— BEGIN —

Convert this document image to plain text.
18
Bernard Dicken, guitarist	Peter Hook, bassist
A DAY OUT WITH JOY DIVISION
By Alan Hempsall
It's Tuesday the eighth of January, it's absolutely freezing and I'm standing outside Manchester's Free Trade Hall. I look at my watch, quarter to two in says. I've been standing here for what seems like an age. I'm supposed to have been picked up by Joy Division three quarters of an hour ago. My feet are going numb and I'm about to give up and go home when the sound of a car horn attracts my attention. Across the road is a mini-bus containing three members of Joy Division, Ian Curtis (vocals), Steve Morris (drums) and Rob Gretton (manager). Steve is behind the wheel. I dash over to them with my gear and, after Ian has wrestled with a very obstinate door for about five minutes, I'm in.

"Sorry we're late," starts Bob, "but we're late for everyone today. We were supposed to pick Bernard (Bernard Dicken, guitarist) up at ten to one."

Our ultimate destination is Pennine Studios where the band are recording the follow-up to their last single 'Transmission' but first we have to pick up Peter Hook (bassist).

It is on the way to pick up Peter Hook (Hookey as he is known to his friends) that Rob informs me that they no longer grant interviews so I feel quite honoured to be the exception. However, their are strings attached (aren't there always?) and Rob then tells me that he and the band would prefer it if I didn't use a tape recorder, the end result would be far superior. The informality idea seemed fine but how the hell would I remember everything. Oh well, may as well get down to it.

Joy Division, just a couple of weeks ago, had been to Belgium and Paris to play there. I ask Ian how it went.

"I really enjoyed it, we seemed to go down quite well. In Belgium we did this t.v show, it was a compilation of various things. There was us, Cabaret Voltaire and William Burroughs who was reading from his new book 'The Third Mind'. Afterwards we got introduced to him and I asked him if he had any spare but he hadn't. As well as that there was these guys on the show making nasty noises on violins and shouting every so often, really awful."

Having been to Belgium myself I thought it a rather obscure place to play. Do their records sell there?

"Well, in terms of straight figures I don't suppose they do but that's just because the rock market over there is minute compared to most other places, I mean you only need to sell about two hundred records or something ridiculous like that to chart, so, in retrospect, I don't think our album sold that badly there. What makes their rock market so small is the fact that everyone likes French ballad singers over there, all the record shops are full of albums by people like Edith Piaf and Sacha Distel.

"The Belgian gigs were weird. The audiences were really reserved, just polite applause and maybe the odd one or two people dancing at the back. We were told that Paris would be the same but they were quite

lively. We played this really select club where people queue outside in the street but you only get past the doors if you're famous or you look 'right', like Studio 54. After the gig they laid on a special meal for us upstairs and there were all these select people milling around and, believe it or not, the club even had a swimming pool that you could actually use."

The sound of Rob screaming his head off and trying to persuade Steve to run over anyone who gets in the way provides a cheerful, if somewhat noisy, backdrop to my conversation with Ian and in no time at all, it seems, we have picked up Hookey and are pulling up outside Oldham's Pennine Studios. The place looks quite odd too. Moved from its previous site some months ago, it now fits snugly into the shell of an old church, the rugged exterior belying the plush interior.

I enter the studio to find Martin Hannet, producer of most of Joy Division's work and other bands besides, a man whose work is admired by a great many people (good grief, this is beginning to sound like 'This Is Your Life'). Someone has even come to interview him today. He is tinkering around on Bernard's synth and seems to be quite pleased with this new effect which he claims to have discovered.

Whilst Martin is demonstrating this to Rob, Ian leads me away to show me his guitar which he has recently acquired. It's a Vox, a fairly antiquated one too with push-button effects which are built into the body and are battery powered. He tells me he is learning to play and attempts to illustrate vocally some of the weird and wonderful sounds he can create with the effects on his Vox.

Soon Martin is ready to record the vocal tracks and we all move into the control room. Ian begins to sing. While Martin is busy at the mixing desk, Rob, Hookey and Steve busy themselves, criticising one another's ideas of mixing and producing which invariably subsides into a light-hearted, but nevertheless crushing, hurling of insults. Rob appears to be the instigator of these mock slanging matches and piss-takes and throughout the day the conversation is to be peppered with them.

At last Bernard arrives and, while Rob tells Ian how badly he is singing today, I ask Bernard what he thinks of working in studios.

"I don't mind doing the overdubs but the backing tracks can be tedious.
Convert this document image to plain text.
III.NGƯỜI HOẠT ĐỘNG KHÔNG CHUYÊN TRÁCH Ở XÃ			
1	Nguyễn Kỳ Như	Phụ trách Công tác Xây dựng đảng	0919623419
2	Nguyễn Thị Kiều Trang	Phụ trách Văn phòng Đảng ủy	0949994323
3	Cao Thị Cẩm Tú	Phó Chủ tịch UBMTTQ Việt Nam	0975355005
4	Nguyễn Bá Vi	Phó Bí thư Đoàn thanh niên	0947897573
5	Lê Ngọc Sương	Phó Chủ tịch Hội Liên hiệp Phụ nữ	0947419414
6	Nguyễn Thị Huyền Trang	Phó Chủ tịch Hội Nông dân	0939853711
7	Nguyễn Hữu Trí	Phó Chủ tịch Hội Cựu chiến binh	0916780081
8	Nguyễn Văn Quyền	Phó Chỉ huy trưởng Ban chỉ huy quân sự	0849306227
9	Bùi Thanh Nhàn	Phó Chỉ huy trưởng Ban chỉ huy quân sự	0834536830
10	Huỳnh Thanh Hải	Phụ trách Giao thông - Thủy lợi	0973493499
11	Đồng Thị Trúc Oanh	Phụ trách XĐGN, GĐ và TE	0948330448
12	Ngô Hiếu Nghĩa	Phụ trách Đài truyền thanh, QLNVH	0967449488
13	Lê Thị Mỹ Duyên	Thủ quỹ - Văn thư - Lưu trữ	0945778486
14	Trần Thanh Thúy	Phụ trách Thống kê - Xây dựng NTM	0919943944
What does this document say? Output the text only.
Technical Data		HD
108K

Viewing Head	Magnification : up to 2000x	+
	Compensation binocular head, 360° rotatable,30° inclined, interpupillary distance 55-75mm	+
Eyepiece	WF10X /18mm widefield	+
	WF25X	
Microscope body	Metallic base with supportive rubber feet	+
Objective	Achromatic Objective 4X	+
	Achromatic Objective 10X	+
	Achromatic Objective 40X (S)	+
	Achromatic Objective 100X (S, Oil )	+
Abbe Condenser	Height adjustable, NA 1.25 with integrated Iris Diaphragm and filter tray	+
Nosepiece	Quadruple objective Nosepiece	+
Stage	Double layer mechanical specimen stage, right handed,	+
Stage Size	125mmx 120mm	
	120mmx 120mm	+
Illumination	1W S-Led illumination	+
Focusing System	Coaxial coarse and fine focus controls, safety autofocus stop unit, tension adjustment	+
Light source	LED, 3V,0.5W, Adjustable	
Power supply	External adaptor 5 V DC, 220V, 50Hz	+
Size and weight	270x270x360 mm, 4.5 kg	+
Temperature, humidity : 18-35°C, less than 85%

— END —

=== THE EXERCISE ===
Write the listing out again, exactly as shown above.

=== REPLY TO THE TASK ===
Convert this document image to plain text.
18
Bernard Dicken, guitarist	Peter Hook, bassist
A DAY OUT WITH JOY DIVISION
By Alan Hempsall
It's Tuesday the eighth of January, it's absolutely freezing and I'm standing outside Manchester's Free Trade Hall. I look at my watch, quarter to two in says. I've been standing here for what seems like an age. I'm supposed to have been picked up by Joy Division three quarters of an hour ago. My feet are going numb and I'm about to give up and go home when the sound of a car horn attracts my attention. Across the road is a mini-bus containing three members of Joy Division, Ian Curtis (vocals), Steve Morris (drums) and Rob Gretton (manager). Steve is behind the wheel. I dash over to them with my gear and, after Ian has wrestled with a very obstinate door for about five minutes, I'm in.

"Sorry we're late," starts Bob, "but we're late for everyone today. We were supposed to pick Bernard (Bernard Dicken, guitarist) up at ten to one."

Our ultimate destination is Pennine Studios where the band are recording the follow-up to their last single 'Transmission' but first we have to pick up Peter Hook (bassist).

It is on the way to pick up Peter Hook (Hookey as he is known to his friends) that Rob informs me that they no longer grant interviews so I feel quite honoured to be the exception. However, their are strings attached (aren't there always?) and Rob then tells me that he and the band would prefer it if I didn't use a tape recorder, the end result would be far superior. The informality idea seemed fine but how the hell would I remember everything. Oh well, may as well get down to it.

Joy Division, just a couple of weeks ago, had been to Belgium and Paris to play there. I ask Ian how it went.

"I really enjoyed it, we seemed to go down quite well. In Belgium we did this t.v show, it was a compilation of various things. There was us, Cabaret Voltaire and William Burroughs who was reading from his new book 'The Third Mind'. Afterwards we got introduced to him and I asked him if he had any spare but he hadn't. As well as that there was these guys on the show making nasty noises on violins and shouting every so often, really awful."

Having been to Belgium myself I thought it a rather obscure place to play. Do their records sell there?

"Well, in terms of straight figures I don't suppose they do but that's just because the rock market over there is minute compared to most other places, I mean you only need to sell about two hundred records or something ridiculous like that to chart, so, in retrospect, I don't think our album sold that badly there. What makes their rock market so small is the fact that everyone likes French ballad singers over there, all the record shops are full of albums by people like Edith Piaf and Sacha Distel.

"The Belgian gigs were weird. The audiences were really reserved, just polite applause and maybe the odd one or two people dancing at the back. We were told that Paris would be the same but they were quite

lively. We played this really select club where people queue outside in the street but you only get past the doors if you're famous or you look 'right', like Studio 54. After the gig they laid on a special meal for us upstairs and there were all these select people milling around and, believe it or not, the club even had a swimming pool that you could actually use."

The sound of Rob screaming his head off and trying to persuade Steve to run over anyone who gets in the way provides a cheerful, if somewhat noisy, backdrop to my conversation with Ian and in no time at all, it seems, we have picked up Hookey and are pulling up outside Oldham's Pennine Studios. The place looks quite odd too. Moved from its previous site some months ago, it now fits snugly into the shell of an old church, the rugged exterior belying the plush interior.

I enter the studio to find Martin Hannet, producer of most of Joy Division's work and other bands besides, a man whose work is admired by a great many people (good grief, this is beginning to sound like 'This Is Your Life'). Someone has even come to interview him today. He is tinkering around on Bernard's synth and seems to be quite pleased with this new effect which he claims to have discovered.

Whilst Martin is demonstrating this to Rob, Ian leads me away to show me his guitar which he has recently acquired. It's a Vox, a fairly antiquated one too with push-button effects which are built into the body and are battery powered. He tells me he is learning to play and attempts to illustrate vocally some of the weird and wonderful sounds he can create with the effects on his Vox.

Soon Martin is ready to record the vocal tracks and we all move into the control room. Ian begins to sing. While Martin is busy at the mixing desk, Rob, Hookey and Steve busy themselves, criticising one another's ideas of mixing and producing which invariably subsides into a light-hearted, but nevertheless crushing, hurling of insults. Rob appears to be the instigator of these mock slanging matches and piss-takes and throughout the day the conversation is to be peppered with them.

At last Bernard arrives and, while Rob tells Ian how badly he is singing today, I ask Bernard what he thinks of working in studios.

"I don't mind doing the overdubs but the backing tracks can be tedious.
Convert this document image to plain text.
III.NGƯỜI HOẠT ĐỘNG KHÔNG CHUYÊN TRÁCH Ở XÃ			
1	Nguyễn Kỳ Như	Phụ trách Công tác Xây dựng đảng	0919623419
2	Nguyễn Thị Kiều Trang	Phụ trách Văn phòng Đảng ủy	0949994323
3	Cao Thị Cẩm Tú	Phó Chủ tịch UBMTTQ Việt Nam	0975355005
4	Nguyễn Bá Vi	Phó Bí thư Đoàn thanh niên	0947897573
5	Lê Ngọc Sương	Phó Chủ tịch Hội Liên hiệp Phụ nữ	0947419414
6	Nguyễn Thị Huyền Trang	Phó Chủ tịch Hội Nông dân	0939853711
7	Nguyễn Hữu Trí	Phó Chủ tịch Hội Cựu chiến binh	0916780081
8	Nguyễn Văn Quyền	Phó Chỉ huy trưởng Ban chỉ huy quân sự	0849306227
9	Bùi Thanh Nhàn	Phó Chỉ huy trưởng Ban chỉ huy quân sự	0834536830
10	Huỳnh Thanh Hải	Phụ trách Giao thông - Thủy lợi	0973493499
11	Đồng Thị Trúc Oanh	Phụ trách XĐGN, GĐ và TE	0948330448
12	Ngô Hiếu Nghĩa	Phụ trách Đài truyền thanh, QLNVH	0967449488
13	Lê Thị Mỹ Duyên	Thủ quỹ - Văn thư - Lưu trữ	0945778486
14	Trần Thanh Thúy	Phụ trách Thống kê - Xây dựng NTM	0919943944
What does this document say? Output the text only.
Technical Data		HD
108K

Viewing Head	Magnification : up to 2000x	+
	Compensation binocular head, 360° rotatable,30° inclined, interpupillary distance 55-75mm	+
Eyepiece	WF10X /18mm widefield	+
	WF25X	
Microscope body	Metallic base with supportive rubber feet	+
Objective	Achromatic Objective 4X	+
	Achromatic Objective 10X	+
	Achromatic Objective 40X (S)	+
	Achromatic Objective 100X (S, Oil )	+
Abbe Condenser	Height adjustable, NA 1.25 with integrated Iris Diaphragm and filter tray	+
Nosepiece	Quadruple objective Nosepiece	+
Stage	Double layer mechanical specimen stage, right handed,	+
Stage Size	125mmx 120mm	
	120mmx 120mm	+
Illumination	1W S-Led illumination	+
Focusing System	Coaxial coarse and fine focus controls, safety autofocus stop unit, tension adjustment	+
Light source	LED, 3V,0.5W, Adjustable	
Power supply	External adaptor 5 V DC, 220V, 50Hz	+
Size and weight	270x270x360 mm, 4.5 kg	+
Temperature, humidity : 18-35°C, less than 85%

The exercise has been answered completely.